### [Dataset records]
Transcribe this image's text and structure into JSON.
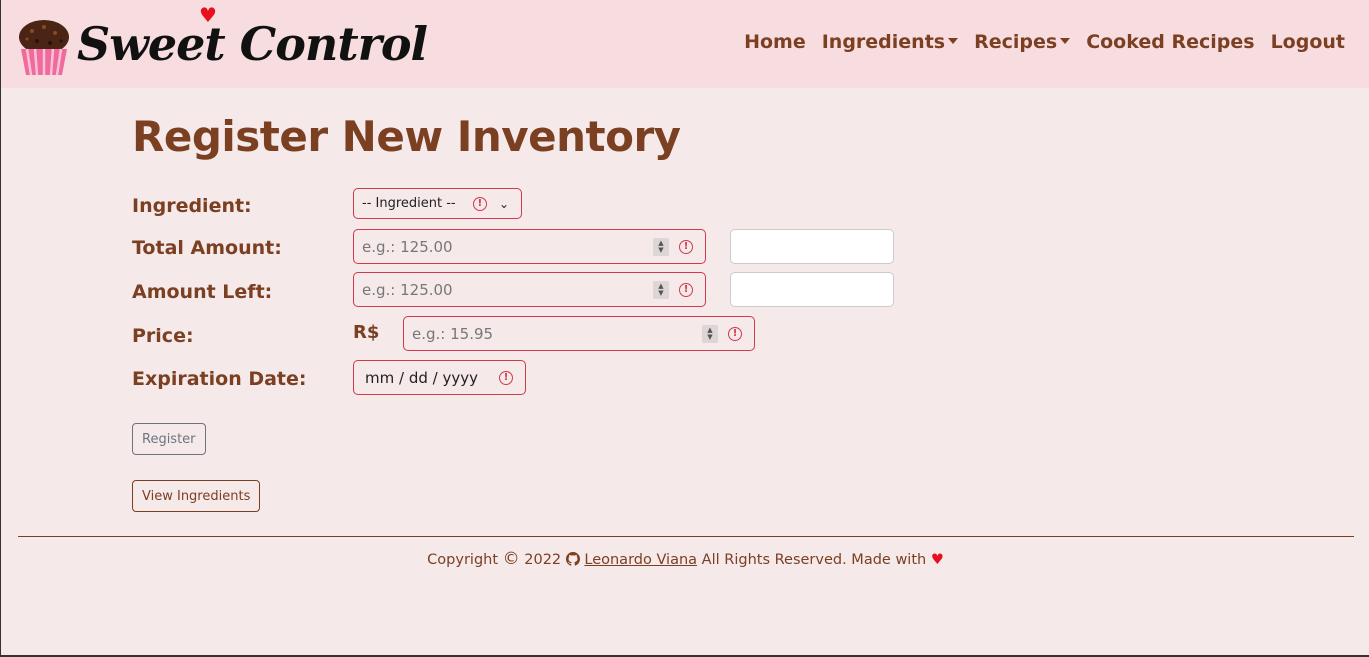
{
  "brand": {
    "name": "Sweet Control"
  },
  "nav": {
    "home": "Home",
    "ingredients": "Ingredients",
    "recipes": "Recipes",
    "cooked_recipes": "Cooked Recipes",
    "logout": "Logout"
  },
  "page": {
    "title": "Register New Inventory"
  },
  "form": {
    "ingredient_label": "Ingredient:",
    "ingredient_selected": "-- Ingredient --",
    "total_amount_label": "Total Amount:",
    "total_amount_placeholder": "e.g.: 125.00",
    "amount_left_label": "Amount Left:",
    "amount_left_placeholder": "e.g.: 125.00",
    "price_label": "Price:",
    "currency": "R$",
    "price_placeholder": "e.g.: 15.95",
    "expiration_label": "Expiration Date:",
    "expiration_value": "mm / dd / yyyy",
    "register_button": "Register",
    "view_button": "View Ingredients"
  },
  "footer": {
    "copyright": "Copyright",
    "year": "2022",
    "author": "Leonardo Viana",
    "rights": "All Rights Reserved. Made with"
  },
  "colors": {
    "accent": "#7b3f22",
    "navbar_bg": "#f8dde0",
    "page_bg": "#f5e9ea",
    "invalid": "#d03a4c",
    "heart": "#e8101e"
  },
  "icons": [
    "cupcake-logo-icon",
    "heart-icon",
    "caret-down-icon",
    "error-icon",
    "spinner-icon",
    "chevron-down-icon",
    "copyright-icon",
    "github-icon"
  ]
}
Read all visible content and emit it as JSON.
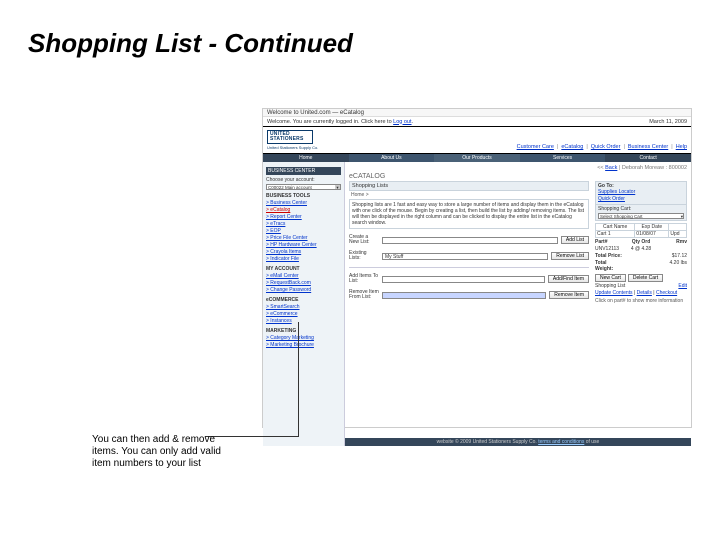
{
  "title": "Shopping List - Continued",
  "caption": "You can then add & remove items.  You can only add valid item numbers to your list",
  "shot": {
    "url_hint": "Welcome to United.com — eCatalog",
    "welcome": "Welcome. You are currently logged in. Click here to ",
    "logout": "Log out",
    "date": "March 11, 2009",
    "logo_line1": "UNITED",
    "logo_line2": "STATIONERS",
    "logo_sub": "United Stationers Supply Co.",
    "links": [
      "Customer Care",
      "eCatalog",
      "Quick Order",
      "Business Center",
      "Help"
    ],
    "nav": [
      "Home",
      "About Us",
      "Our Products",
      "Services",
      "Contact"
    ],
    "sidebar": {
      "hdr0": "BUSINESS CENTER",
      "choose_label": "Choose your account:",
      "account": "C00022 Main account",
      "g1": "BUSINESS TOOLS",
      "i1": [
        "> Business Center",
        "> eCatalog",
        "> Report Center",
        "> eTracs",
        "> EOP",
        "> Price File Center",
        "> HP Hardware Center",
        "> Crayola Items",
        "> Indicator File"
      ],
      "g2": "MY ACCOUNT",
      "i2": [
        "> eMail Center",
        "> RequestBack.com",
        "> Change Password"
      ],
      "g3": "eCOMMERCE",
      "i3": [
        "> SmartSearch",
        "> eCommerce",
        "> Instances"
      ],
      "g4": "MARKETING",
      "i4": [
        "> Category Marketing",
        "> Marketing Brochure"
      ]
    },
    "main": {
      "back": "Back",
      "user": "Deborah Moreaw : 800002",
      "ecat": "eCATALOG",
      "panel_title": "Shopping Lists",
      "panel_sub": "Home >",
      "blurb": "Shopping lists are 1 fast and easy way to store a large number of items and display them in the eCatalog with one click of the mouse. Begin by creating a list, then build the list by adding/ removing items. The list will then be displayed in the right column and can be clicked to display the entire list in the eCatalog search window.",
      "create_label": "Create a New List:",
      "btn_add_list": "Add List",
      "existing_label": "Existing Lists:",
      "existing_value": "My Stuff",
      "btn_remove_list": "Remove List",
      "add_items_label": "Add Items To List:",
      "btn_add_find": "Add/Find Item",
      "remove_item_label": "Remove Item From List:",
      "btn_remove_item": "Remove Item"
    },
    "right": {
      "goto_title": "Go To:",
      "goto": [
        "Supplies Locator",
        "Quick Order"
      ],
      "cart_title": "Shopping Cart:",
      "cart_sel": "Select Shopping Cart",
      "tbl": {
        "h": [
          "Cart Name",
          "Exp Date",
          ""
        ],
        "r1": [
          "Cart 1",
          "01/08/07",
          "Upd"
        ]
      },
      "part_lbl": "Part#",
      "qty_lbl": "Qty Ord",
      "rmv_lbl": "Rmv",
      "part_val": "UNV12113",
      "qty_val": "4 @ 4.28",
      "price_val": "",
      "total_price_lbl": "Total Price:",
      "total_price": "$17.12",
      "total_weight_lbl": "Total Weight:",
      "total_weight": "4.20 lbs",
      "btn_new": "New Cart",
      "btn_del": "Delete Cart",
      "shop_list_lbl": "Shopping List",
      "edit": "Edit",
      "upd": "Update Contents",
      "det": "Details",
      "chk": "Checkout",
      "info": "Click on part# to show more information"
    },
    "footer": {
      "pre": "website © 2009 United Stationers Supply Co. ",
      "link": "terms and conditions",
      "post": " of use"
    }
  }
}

### [Work to be completed]
Strip the images and reproduce the remaining records precisely.

### [Task answer]
Transcribe this image's text and structure into JSON.
{
  "brand": {
    "name": "Sweet Control"
  },
  "nav": {
    "home": "Home",
    "ingredients": "Ingredients",
    "recipes": "Recipes",
    "cooked_recipes": "Cooked Recipes",
    "logout": "Logout"
  },
  "page": {
    "title": "Register New Inventory"
  },
  "form": {
    "ingredient_label": "Ingredient:",
    "ingredient_selected": "-- Ingredient --",
    "total_amount_label": "Total Amount:",
    "total_amount_placeholder": "e.g.: 125.00",
    "amount_left_label": "Amount Left:",
    "amount_left_placeholder": "e.g.: 125.00",
    "price_label": "Price:",
    "currency": "R$",
    "price_placeholder": "e.g.: 15.95",
    "expiration_label": "Expiration Date:",
    "expiration_value": "mm / dd / yyyy",
    "register_button": "Register",
    "view_button": "View Ingredients"
  },
  "footer": {
    "copyright": "Copyright",
    "year": "2022",
    "author": "Leonardo Viana",
    "rights": "All Rights Reserved. Made with"
  },
  "colors": {
    "accent": "#7b3f22",
    "navbar_bg": "#f8dde0",
    "page_bg": "#f5e9ea",
    "invalid": "#d03a4c",
    "heart": "#e8101e"
  },
  "icons": [
    "cupcake-logo-icon",
    "heart-icon",
    "caret-down-icon",
    "error-icon",
    "spinner-icon",
    "chevron-down-icon",
    "copyright-icon",
    "github-icon"
  ]
}
Read all visible content and emit it as JSON.
{
  "title": "Shopping List - Continued",
  "caption": "You can then add & remove items.  You can only add valid item numbers to your list",
  "shot": {
    "url_hint": "Welcome to United.com — eCatalog",
    "welcome": "Welcome. You are currently logged in. Click here to ",
    "logout": "Log out",
    "date": "March 11, 2009",
    "logo_line1": "UNITED",
    "logo_line2": "STATIONERS",
    "logo_sub": "United Stationers Supply Co.",
    "links": [
      "Customer Care",
      "eCatalog",
      "Quick Order",
      "Business Center",
      "Help"
    ],
    "nav": [
      "Home",
      "About Us",
      "Our Products",
      "Services",
      "Contact"
    ],
    "sidebar": {
      "hdr0": "BUSINESS CENTER",
      "choose_label": "Choose your account:",
      "account": "C00022 Main account",
      "g1": "BUSINESS TOOLS",
      "i1": [
        "> Business Center",
        "> eCatalog",
        "> Report Center",
        "> eTracs",
        "> EOP",
        "> Price File Center",
        "> HP Hardware Center",
        "> Crayola Items",
        "> Indicator File"
      ],
      "g2": "MY ACCOUNT",
      "i2": [
        "> eMail Center",
        "> RequestBack.com",
        "> Change Password"
      ],
      "g3": "eCOMMERCE",
      "i3": [
        "> SmartSearch",
        "> eCommerce",
        "> Instances"
      ],
      "g4": "MARKETING",
      "i4": [
        "> Category Marketing",
        "> Marketing Brochure"
      ]
    },
    "main": {
      "back": "Back",
      "user": "Deborah Moreaw : 800002",
      "ecat": "eCATALOG",
      "panel_title": "Shopping Lists",
      "panel_sub": "Home >",
      "blurb": "Shopping lists are 1 fast and easy way to store a large number of items and display them in the eCatalog with one click of the mouse. Begin by creating a list, then build the list by adding/ removing items. The list will then be displayed in the right column and can be clicked to display the entire list in the eCatalog search window.",
      "create_label": "Create a New List:",
      "btn_add_list": "Add List",
      "existing_label": "Existing Lists:",
      "existing_value": "My Stuff",
      "btn_remove_list": "Remove List",
      "add_items_label": "Add Items To List:",
      "btn_add_find": "Add/Find Item",
      "remove_item_label": "Remove Item From List:",
      "btn_remove_item": "Remove Item"
    },
    "right": {
      "goto_title": "Go To:",
      "goto": [
        "Supplies Locator",
        "Quick Order"
      ],
      "cart_title": "Shopping Cart:",
      "cart_sel": "Select Shopping Cart",
      "tbl": {
        "h": [
          "Cart Name",
          "Exp Date",
          ""
        ],
        "r1": [
          "Cart 1",
          "01/08/07",
          "Upd"
        ]
      },
      "part_lbl": "Part#",
      "qty_lbl": "Qty Ord",
      "rmv_lbl": "Rmv",
      "part_val": "UNV12113",
      "qty_val": "4 @ 4.28",
      "price_val": "",
      "total_price_lbl": "Total Price:",
      "total_price": "$17.12",
      "total_weight_lbl": "Total Weight:",
      "total_weight": "4.20 lbs",
      "btn_new": "New Cart",
      "btn_del": "Delete Cart",
      "shop_list_lbl": "Shopping List",
      "edit": "Edit",
      "upd": "Update Contents",
      "det": "Details",
      "chk": "Checkout",
      "info": "Click on part# to show more information"
    },
    "footer": {
      "pre": "website © 2009 United Stationers Supply Co. ",
      "link": "terms and conditions",
      "post": " of use"
    }
  }
}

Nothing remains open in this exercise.